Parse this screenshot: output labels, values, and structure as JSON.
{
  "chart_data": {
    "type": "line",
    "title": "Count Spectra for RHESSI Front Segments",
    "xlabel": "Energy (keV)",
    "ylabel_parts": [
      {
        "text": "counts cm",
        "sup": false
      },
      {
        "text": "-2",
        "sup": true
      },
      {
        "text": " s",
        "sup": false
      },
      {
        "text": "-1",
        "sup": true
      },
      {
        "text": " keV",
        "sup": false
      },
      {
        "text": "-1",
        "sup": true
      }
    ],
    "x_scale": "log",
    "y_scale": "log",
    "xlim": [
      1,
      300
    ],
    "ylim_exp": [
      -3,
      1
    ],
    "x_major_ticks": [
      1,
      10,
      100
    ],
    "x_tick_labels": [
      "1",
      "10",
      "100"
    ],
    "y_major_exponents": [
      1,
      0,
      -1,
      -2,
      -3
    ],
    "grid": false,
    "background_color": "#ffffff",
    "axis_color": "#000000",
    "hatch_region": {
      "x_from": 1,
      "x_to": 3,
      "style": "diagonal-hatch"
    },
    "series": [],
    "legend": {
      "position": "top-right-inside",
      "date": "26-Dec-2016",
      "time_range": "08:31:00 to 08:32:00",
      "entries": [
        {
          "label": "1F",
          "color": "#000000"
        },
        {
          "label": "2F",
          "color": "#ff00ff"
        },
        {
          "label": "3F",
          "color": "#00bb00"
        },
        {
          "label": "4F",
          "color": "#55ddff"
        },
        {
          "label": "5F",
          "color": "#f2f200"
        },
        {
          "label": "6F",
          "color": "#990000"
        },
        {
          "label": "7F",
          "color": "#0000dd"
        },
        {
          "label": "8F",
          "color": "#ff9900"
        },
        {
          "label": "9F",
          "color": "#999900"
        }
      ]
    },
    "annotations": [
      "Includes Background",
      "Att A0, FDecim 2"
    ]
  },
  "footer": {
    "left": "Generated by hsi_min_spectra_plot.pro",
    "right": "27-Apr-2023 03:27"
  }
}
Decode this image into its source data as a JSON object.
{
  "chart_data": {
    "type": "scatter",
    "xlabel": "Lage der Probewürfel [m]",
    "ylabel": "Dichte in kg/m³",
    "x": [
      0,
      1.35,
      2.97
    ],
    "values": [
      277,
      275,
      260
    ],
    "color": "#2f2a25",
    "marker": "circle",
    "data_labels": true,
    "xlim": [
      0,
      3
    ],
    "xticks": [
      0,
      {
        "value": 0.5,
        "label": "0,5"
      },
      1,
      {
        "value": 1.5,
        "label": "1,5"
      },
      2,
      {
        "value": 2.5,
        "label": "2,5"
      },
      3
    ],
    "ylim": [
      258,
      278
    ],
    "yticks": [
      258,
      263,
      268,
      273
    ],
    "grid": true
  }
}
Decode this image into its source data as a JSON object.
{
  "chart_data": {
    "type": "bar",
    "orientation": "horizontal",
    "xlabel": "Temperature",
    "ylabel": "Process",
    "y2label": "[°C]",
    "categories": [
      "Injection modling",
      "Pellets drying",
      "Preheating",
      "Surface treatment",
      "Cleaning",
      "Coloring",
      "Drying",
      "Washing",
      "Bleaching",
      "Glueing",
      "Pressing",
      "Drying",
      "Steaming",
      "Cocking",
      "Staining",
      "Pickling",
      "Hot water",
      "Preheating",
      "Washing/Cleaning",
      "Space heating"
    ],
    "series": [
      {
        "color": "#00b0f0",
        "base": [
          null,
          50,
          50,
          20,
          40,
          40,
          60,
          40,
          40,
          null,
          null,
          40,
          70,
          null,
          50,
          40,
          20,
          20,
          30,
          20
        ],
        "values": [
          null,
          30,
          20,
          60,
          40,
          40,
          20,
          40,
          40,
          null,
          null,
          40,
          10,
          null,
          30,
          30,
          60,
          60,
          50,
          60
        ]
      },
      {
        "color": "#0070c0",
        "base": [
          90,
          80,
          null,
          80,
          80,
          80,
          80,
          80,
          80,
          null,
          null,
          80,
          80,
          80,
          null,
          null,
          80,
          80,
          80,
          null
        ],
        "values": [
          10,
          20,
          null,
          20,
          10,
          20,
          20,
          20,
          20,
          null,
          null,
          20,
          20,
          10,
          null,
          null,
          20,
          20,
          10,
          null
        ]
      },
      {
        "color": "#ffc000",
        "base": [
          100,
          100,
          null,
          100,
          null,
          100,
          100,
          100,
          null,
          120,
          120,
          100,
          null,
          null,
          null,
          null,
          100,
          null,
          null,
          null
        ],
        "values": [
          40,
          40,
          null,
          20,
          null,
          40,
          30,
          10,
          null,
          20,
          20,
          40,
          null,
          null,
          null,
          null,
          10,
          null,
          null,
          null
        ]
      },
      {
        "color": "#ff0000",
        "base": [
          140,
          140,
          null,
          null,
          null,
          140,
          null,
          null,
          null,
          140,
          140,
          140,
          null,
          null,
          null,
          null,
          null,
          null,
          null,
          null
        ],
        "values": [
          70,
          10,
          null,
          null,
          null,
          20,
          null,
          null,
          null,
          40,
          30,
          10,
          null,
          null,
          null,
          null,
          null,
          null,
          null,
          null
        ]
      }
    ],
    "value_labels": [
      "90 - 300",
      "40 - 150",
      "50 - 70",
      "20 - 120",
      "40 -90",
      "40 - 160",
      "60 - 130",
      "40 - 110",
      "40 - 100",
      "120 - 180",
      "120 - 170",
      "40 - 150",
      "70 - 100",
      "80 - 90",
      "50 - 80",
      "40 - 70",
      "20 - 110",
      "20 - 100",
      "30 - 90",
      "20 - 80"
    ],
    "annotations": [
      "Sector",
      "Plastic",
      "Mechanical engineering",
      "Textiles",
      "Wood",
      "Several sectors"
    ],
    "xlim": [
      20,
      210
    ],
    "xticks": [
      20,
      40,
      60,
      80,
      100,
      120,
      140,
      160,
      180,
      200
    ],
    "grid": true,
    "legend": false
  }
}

====

Repeat every entry word for word.

Parse this screenshot: output labels, values, and structure as JSON.
{
  "chart_data": {
    "type": "line",
    "title": "Count Spectra for RHESSI Front Segments",
    "xlabel": "Energy (keV)",
    "ylabel_parts": [
      {
        "text": "counts cm",
        "sup": false
      },
      {
        "text": "-2",
        "sup": true
      },
      {
        "text": " s",
        "sup": false
      },
      {
        "text": "-1",
        "sup": true
      },
      {
        "text": " keV",
        "sup": false
      },
      {
        "text": "-1",
        "sup": true
      }
    ],
    "x_scale": "log",
    "y_scale": "log",
    "xlim": [
      1,
      300
    ],
    "ylim_exp": [
      -3,
      1
    ],
    "x_major_ticks": [
      1,
      10,
      100
    ],
    "x_tick_labels": [
      "1",
      "10",
      "100"
    ],
    "y_major_exponents": [
      1,
      0,
      -1,
      -2,
      -3
    ],
    "grid": false,
    "background_color": "#ffffff",
    "axis_color": "#000000",
    "hatch_region": {
      "x_from": 1,
      "x_to": 3,
      "style": "diagonal-hatch"
    },
    "series": [],
    "legend": {
      "position": "top-right-inside",
      "date": "26-Dec-2016",
      "time_range": "08:31:00 to 08:32:00",
      "entries": [
        {
          "label": "1F",
          "color": "#000000"
        },
        {
          "label": "2F",
          "color": "#ff00ff"
        },
        {
          "label": "3F",
          "color": "#00bb00"
        },
        {
          "label": "4F",
          "color": "#55ddff"
        },
        {
          "label": "5F",
          "color": "#f2f200"
        },
        {
          "label": "6F",
          "color": "#990000"
        },
        {
          "label": "7F",
          "color": "#0000dd"
        },
        {
          "label": "8F",
          "color": "#ff9900"
        },
        {
          "label": "9F",
          "color": "#999900"
        }
      ]
    },
    "annotations": [
      "Includes Background",
      "Att A0, FDecim 2"
    ]
  },
  "footer": {
    "left": "Generated by hsi_min_spectra_plot.pro",
    "right": "27-Apr-2023 03:27"
  }
}
Decode this image into its source data as a JSON object.
{
  "chart_data": {
    "type": "scatter",
    "xlabel": "Lage der Probewürfel [m]",
    "ylabel": "Dichte in kg/m³",
    "x": [
      0,
      1.35,
      2.97
    ],
    "values": [
      277,
      275,
      260
    ],
    "color": "#2f2a25",
    "marker": "circle",
    "data_labels": true,
    "xlim": [
      0,
      3
    ],
    "xticks": [
      0,
      {
        "value": 0.5,
        "label": "0,5"
      },
      1,
      {
        "value": 1.5,
        "label": "1,5"
      },
      2,
      {
        "value": 2.5,
        "label": "2,5"
      },
      3
    ],
    "ylim": [
      258,
      278
    ],
    "yticks": [
      258,
      263,
      268,
      273
    ],
    "grid": true
  }
}
Decode this image into its source data as a JSON object.
{
  "chart_data": {
    "type": "bar",
    "orientation": "horizontal",
    "xlabel": "Temperature",
    "ylabel": "Process",
    "y2label": "[°C]",
    "categories": [
      "Injection modling",
      "Pellets drying",
      "Preheating",
      "Surface treatment",
      "Cleaning",
      "Coloring",
      "Drying",
      "Washing",
      "Bleaching",
      "Glueing",
      "Pressing",
      "Drying",
      "Steaming",
      "Cocking",
      "Staining",
      "Pickling",
      "Hot water",
      "Preheating",
      "Washing/Cleaning",
      "Space heating"
    ],
    "series": [
      {
        "color": "#00b0f0",
        "base": [
          null,
          50,
          50,
          20,
          40,
          40,
          60,
          40,
          40,
          null,
          null,
          40,
          70,
          null,
          50,
          40,
          20,
          20,
          30,
          20
        ],
        "values": [
          null,
          30,
          20,
          60,
          40,
          40,
          20,
          40,
          40,
          null,
          null,
          40,
          10,
          null,
          30,
          30,
          60,
          60,
          50,
          60
        ]
      },
      {
        "color": "#0070c0",
        "base": [
          90,
          80,
          null,
          80,
          80,
          80,
          80,
          80,
          80,
          null,
          null,
          80,
          80,
          80,
          null,
          null,
          80,
          80,
          80,
          null
        ],
        "values": [
          10,
          20,
          null,
          20,
          10,
          20,
          20,
          20,
          20,
          null,
          null,
          20,
          20,
          10,
          null,
          null,
          20,
          20,
          10,
          null
        ]
      },
      {
        "color": "#ffc000",
        "base": [
          100,
          100,
          null,
          100,
          null,
          100,
          100,
          100,
          null,
          120,
          120,
          100,
          null,
          null,
          null,
          null,
          100,
          null,
          null,
          null
        ],
        "values": [
          40,
          40,
          null,
          20,
          null,
          40,
          30,
          10,
          null,
          20,
          20,
          40,
          null,
          null,
          null,
          null,
          10,
          null,
          null,
          null
        ]
      },
      {
        "color": "#ff0000",
        "base": [
          140,
          140,
          null,
          null,
          null,
          140,
          null,
          null,
          null,
          140,
          140,
          140,
          null,
          null,
          null,
          null,
          null,
          null,
          null,
          null
        ],
        "values": [
          70,
          10,
          null,
          null,
          null,
          20,
          null,
          null,
          null,
          40,
          30,
          10,
          null,
          null,
          null,
          null,
          null,
          null,
          null,
          null
        ]
      }
    ],
    "value_labels": [
      "90 - 300",
      "40 - 150",
      "50 - 70",
      "20 - 120",
      "40 -90",
      "40 - 160",
      "60 - 130",
      "40 - 110",
      "40 - 100",
      "120 - 180",
      "120 - 170",
      "40 - 150",
      "70 - 100",
      "80 - 90",
      "50 - 80",
      "40 - 70",
      "20 - 110",
      "20 - 100",
      "30 - 90",
      "20 - 80"
    ],
    "annotations": [
      "Sector",
      "Plastic",
      "Mechanical engineering",
      "Textiles",
      "Wood",
      "Several sectors"
    ],
    "xlim": [
      20,
      210
    ],
    "xticks": [
      20,
      40,
      60,
      80,
      100,
      120,
      140,
      160,
      180,
      200
    ],
    "grid": true,
    "legend": false
  }
}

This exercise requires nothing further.